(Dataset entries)
——————

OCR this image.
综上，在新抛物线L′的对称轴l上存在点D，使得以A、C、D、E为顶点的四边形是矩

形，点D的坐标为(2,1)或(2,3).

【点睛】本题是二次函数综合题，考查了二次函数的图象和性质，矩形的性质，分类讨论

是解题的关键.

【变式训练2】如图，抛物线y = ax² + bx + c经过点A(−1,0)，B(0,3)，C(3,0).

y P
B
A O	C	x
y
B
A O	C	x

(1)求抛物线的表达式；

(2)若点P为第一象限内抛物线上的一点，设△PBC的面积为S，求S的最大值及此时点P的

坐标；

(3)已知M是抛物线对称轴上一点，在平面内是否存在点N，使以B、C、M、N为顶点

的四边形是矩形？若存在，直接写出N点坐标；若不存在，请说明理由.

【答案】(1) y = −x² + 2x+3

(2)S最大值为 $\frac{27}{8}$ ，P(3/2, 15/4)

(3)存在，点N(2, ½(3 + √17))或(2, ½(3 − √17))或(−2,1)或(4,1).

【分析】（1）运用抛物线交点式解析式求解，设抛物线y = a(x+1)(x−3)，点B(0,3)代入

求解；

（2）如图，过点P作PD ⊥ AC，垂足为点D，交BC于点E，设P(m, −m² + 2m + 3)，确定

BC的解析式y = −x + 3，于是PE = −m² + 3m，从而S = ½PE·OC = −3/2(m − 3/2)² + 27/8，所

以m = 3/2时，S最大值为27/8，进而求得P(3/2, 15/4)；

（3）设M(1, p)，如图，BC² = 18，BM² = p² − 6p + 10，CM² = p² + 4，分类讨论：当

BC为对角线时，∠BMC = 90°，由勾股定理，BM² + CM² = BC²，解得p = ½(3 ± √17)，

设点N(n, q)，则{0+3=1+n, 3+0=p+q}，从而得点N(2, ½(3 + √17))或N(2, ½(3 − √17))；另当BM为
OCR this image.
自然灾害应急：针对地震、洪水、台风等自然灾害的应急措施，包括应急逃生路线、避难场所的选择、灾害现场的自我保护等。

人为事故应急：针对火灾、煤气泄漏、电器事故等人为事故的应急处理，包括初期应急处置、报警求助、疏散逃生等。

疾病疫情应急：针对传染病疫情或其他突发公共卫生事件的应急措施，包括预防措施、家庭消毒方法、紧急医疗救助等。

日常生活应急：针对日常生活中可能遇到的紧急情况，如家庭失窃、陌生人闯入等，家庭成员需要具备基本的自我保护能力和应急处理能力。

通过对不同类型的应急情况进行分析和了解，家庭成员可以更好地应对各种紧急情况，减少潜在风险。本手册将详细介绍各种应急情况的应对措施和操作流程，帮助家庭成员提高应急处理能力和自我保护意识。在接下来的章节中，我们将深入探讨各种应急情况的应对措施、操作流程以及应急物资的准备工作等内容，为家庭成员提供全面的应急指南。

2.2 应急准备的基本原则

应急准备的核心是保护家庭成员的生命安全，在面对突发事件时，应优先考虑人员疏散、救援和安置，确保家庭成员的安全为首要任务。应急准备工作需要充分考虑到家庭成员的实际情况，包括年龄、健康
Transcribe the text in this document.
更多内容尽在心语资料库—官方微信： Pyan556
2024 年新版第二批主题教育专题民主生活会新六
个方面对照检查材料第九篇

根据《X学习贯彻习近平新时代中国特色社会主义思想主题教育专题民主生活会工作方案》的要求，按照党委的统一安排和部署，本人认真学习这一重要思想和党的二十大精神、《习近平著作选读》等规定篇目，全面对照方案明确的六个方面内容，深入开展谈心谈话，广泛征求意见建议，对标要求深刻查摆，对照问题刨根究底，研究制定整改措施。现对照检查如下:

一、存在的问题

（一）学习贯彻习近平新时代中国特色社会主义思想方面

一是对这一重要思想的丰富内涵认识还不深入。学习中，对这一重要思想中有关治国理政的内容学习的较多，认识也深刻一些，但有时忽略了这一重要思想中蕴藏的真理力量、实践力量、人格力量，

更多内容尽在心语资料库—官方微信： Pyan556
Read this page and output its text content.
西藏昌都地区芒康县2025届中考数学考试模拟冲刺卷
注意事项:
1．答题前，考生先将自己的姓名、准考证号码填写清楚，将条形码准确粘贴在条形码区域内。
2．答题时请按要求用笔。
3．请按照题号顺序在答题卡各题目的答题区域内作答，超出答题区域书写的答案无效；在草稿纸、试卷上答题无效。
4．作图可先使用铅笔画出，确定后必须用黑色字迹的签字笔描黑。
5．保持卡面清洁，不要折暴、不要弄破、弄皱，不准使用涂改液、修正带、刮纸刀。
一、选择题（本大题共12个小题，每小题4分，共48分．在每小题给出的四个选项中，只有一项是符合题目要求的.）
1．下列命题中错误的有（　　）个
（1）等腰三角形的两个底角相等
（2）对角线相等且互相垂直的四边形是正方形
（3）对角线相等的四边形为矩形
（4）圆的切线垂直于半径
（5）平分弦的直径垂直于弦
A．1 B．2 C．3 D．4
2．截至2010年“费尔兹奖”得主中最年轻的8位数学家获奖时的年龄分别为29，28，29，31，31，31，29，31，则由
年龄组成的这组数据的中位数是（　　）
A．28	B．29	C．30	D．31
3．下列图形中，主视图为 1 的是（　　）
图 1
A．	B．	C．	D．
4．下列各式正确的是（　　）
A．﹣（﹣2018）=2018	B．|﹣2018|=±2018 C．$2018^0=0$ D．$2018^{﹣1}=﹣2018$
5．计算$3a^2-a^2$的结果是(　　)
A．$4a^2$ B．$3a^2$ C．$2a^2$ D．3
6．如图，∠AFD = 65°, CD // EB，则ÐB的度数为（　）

——————

Output every record above exactly as it appears.

## [OUTPUT FOR THIS TASK]
OCR this image.
综上，在新抛物线L′的对称轴l上存在点D，使得以A、C、D、E为顶点的四边形是矩

形，点D的坐标为(2,1)或(2,3).

【点睛】本题是二次函数综合题，考查了二次函数的图象和性质，矩形的性质，分类讨论

是解题的关键.

【变式训练2】如图，抛物线y = ax² + bx + c经过点A(−1,0)，B(0,3)，C(3,0).

y P
B
A O	C	x
y
B
A O	C	x

(1)求抛物线的表达式；

(2)若点P为第一象限内抛物线上的一点，设△PBC的面积为S，求S的最大值及此时点P的

坐标；

(3)已知M是抛物线对称轴上一点，在平面内是否存在点N，使以B、C、M、N为顶点

的四边形是矩形？若存在，直接写出N点坐标；若不存在，请说明理由.

【答案】(1) y = −x² + 2x+3

(2)S最大值为 $\frac{27}{8}$ ，P(3/2, 15/4)

(3)存在，点N(2, ½(3 + √17))或(2, ½(3 − √17))或(−2,1)或(4,1).

【分析】（1）运用抛物线交点式解析式求解，设抛物线y = a(x+1)(x−3)，点B(0,3)代入

求解；

（2）如图，过点P作PD ⊥ AC，垂足为点D，交BC于点E，设P(m, −m² + 2m + 3)，确定

BC的解析式y = −x + 3，于是PE = −m² + 3m，从而S = ½PE·OC = −3/2(m − 3/2)² + 27/8，所

以m = 3/2时，S最大值为27/8，进而求得P(3/2, 15/4)；

（3）设M(1, p)，如图，BC² = 18，BM² = p² − 6p + 10，CM² = p² + 4，分类讨论：当

BC为对角线时，∠BMC = 90°，由勾股定理，BM² + CM² = BC²，解得p = ½(3 ± √17)，

设点N(n, q)，则{0+3=1+n, 3+0=p+q}，从而得点N(2, ½(3 + √17))或N(2, ½(3 − √17))；另当BM为
OCR this image.
自然灾害应急：针对地震、洪水、台风等自然灾害的应急措施，包括应急逃生路线、避难场所的选择、灾害现场的自我保护等。

人为事故应急：针对火灾、煤气泄漏、电器事故等人为事故的应急处理，包括初期应急处置、报警求助、疏散逃生等。

疾病疫情应急：针对传染病疫情或其他突发公共卫生事件的应急措施，包括预防措施、家庭消毒方法、紧急医疗救助等。

日常生活应急：针对日常生活中可能遇到的紧急情况，如家庭失窃、陌生人闯入等，家庭成员需要具备基本的自我保护能力和应急处理能力。

通过对不同类型的应急情况进行分析和了解，家庭成员可以更好地应对各种紧急情况，减少潜在风险。本手册将详细介绍各种应急情况的应对措施和操作流程，帮助家庭成员提高应急处理能力和自我保护意识。在接下来的章节中，我们将深入探讨各种应急情况的应对措施、操作流程以及应急物资的准备工作等内容，为家庭成员提供全面的应急指南。

2.2 应急准备的基本原则

应急准备的核心是保护家庭成员的生命安全，在面对突发事件时，应优先考虑人员疏散、救援和安置，确保家庭成员的安全为首要任务。应急准备工作需要充分考虑到家庭成员的实际情况，包括年龄、健康
Transcribe the text in this document.
更多内容尽在心语资料库—官方微信： Pyan556
2024 年新版第二批主题教育专题民主生活会新六
个方面对照检查材料第九篇

根据《X学习贯彻习近平新时代中国特色社会主义思想主题教育专题民主生活会工作方案》的要求，按照党委的统一安排和部署，本人认真学习这一重要思想和党的二十大精神、《习近平著作选读》等规定篇目，全面对照方案明确的六个方面内容，深入开展谈心谈话，广泛征求意见建议，对标要求深刻查摆，对照问题刨根究底，研究制定整改措施。现对照检查如下:

一、存在的问题

（一）学习贯彻习近平新时代中国特色社会主义思想方面

一是对这一重要思想的丰富内涵认识还不深入。学习中，对这一重要思想中有关治国理政的内容学习的较多，认识也深刻一些，但有时忽略了这一重要思想中蕴藏的真理力量、实践力量、人格力量，

更多内容尽在心语资料库—官方微信： Pyan556
Read this page and output its text content.
西藏昌都地区芒康县2025届中考数学考试模拟冲刺卷
注意事项:
1．答题前，考生先将自己的姓名、准考证号码填写清楚，将条形码准确粘贴在条形码区域内。
2．答题时请按要求用笔。
3．请按照题号顺序在答题卡各题目的答题区域内作答，超出答题区域书写的答案无效；在草稿纸、试卷上答题无效。
4．作图可先使用铅笔画出，确定后必须用黑色字迹的签字笔描黑。
5．保持卡面清洁，不要折暴、不要弄破、弄皱，不准使用涂改液、修正带、刮纸刀。
一、选择题（本大题共12个小题，每小题4分，共48分．在每小题给出的四个选项中，只有一项是符合题目要求的.）
1．下列命题中错误的有（　　）个
（1）等腰三角形的两个底角相等
（2）对角线相等且互相垂直的四边形是正方形
（3）对角线相等的四边形为矩形
（4）圆的切线垂直于半径
（5）平分弦的直径垂直于弦
A．1 B．2 C．3 D．4
2．截至2010年“费尔兹奖”得主中最年轻的8位数学家获奖时的年龄分别为29，28，29，31，31，31，29，31，则由
年龄组成的这组数据的中位数是（　　）
A．28	B．29	C．30	D．31
3．下列图形中，主视图为 1 的是（　　）
图 1
A．	B．	C．	D．
4．下列各式正确的是（　　）
A．﹣（﹣2018）=2018	B．|﹣2018|=±2018 C．$2018^0=0$ D．$2018^{﹣1}=﹣2018$
5．计算$3a^2-a^2$的结果是(　　)
A．$4a^2$ B．$3a^2$ C．$2a^2$ D．3
6．如图，∠AFD = 65°, CD // EB，则ÐB的度数为（　）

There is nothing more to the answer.